Plus encore, on doit à Vincent Peillon un changement complet du discours de l’institution. Après des années de mépris pour les enseignants (qu’on se rappelle les « couches » de Darcos) et de dénigrement du métier aboutissant à la suppression d’une formation jugée inutile, Vincent Peillon a remis la pédagogie et les sciences de l’éducation à l’honneur. Elles sont un élément important de la nouvelle formation des enseignants. On est revenu à une approche des problèmes de l’Ecole dans les termes que l’on connait dans les autres pays, basée sur ce que dit la recherche. Après les évaluations bidons crées sous Darcos pour conforter les discours ministériels, V. Peillon a considéré les évaluations internationales et installé un Conseil de l’évaluation indépendant chargé d’aiguillonner le système éducatif. Le saut qualitatif à l’intérieur de l’institution est énorme. Il se traduit aussi dans la reconnaissance du métier d’enseignant.
────────────────
- [CONSIGNE A] Recopiez à l'identique les lignes des entrées, en commençant par leur toute première ligne et en terminant par la ligne qui contient « vertical-scrollbar[interactable]: ▲ ▼ », incluse.
L'extrait et les entrées n'ont aucun lien entre eux.
────────────────
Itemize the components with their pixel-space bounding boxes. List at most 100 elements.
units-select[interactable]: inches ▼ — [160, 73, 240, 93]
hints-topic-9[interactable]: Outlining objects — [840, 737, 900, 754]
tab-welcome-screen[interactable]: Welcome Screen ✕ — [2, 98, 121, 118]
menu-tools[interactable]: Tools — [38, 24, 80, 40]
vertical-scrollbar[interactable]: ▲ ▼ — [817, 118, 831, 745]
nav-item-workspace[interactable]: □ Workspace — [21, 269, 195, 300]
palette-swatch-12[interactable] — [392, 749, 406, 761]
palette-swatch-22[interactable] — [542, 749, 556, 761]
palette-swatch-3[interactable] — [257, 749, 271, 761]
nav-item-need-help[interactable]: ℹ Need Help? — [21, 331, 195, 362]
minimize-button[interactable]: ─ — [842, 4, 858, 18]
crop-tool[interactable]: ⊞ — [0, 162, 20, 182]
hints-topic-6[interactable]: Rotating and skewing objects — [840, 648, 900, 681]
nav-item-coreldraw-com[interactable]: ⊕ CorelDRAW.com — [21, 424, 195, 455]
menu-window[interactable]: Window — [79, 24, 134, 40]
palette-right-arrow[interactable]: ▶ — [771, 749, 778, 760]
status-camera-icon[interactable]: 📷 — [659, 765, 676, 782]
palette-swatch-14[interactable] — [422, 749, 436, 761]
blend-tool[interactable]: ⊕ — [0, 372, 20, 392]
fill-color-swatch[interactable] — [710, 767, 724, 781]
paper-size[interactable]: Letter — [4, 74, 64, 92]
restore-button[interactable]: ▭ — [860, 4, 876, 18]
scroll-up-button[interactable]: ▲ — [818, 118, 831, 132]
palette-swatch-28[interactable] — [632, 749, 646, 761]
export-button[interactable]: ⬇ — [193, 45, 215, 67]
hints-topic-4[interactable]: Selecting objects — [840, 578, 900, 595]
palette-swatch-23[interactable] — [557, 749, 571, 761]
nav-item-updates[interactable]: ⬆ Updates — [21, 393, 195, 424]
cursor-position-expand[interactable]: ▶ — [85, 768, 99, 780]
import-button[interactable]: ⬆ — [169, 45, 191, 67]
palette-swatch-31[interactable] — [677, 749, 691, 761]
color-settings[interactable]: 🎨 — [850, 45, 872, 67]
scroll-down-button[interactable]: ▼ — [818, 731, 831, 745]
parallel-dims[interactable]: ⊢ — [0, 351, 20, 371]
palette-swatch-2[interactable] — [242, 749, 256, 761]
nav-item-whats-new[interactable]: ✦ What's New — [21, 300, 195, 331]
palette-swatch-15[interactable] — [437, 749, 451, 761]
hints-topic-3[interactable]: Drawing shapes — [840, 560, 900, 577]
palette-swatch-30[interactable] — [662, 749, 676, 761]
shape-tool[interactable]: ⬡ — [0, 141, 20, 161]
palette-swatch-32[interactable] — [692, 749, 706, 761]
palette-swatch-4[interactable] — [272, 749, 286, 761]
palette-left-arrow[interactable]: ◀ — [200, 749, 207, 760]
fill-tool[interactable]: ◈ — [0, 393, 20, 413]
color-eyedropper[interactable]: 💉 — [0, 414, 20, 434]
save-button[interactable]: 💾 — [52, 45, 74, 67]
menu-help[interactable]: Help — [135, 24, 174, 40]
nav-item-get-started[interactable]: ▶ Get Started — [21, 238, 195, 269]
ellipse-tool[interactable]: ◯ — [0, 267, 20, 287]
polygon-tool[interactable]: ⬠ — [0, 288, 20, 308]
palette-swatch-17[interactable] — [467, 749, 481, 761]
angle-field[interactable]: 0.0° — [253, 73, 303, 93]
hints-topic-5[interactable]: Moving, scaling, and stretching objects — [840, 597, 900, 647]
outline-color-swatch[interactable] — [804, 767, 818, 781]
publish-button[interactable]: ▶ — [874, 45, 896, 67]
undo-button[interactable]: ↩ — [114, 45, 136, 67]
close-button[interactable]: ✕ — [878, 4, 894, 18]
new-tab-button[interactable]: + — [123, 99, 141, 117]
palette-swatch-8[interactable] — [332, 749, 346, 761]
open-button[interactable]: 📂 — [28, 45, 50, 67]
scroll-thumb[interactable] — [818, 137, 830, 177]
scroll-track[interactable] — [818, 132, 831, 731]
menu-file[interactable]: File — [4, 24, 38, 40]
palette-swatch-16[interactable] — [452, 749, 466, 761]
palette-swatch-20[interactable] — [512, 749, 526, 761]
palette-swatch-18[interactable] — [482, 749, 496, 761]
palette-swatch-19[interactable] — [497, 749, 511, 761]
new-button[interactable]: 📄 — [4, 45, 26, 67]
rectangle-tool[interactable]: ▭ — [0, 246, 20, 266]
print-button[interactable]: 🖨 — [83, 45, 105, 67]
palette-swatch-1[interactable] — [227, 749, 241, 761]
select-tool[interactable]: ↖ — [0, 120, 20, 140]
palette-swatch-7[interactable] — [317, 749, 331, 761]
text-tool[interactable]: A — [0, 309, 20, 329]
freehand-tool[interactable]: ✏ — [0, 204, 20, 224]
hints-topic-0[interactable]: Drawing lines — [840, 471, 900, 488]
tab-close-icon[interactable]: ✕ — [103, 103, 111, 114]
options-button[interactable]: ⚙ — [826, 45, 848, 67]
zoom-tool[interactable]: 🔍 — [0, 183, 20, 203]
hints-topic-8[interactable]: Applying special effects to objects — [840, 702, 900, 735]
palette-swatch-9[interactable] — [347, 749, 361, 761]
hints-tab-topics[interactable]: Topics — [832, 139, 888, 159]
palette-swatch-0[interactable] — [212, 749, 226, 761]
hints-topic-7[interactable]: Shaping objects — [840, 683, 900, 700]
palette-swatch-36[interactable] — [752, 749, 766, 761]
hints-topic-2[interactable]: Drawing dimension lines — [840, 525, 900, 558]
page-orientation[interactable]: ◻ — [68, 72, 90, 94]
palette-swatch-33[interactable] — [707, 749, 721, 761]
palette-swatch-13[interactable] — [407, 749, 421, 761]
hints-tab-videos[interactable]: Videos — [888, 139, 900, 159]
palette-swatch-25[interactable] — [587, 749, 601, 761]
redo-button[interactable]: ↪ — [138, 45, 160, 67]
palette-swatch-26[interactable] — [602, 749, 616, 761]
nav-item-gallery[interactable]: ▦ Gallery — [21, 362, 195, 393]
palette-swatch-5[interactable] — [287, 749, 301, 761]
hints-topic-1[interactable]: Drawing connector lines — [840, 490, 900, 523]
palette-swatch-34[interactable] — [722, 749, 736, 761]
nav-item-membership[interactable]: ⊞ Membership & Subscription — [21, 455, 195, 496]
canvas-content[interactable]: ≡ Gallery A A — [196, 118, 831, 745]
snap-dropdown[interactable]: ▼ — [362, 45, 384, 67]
────────────────
- [CONSIGNE B] D'après l'extrait sur Vincent Peillon, quel organisme a-t-il installé pour aiguillonner le système éducatif ?

- [RÉPONSE RÉDIGÉE A]
Itemize the components with their pixel-space bounding boxes. List at most 100 elements.
units-select[interactable]: inches ▼ — [160, 73, 240, 93]
hints-topic-9[interactable]: Outlining objects — [840, 737, 900, 754]
tab-welcome-screen[interactable]: Welcome Screen ✕ — [2, 98, 121, 118]
menu-tools[interactable]: Tools — [38, 24, 80, 40]
vertical-scrollbar[interactable]: ▲ ▼ — [817, 118, 831, 745]

- [RÉPONSE RÉDIGÉE B] Un Conseil de l'évaluation indépendant.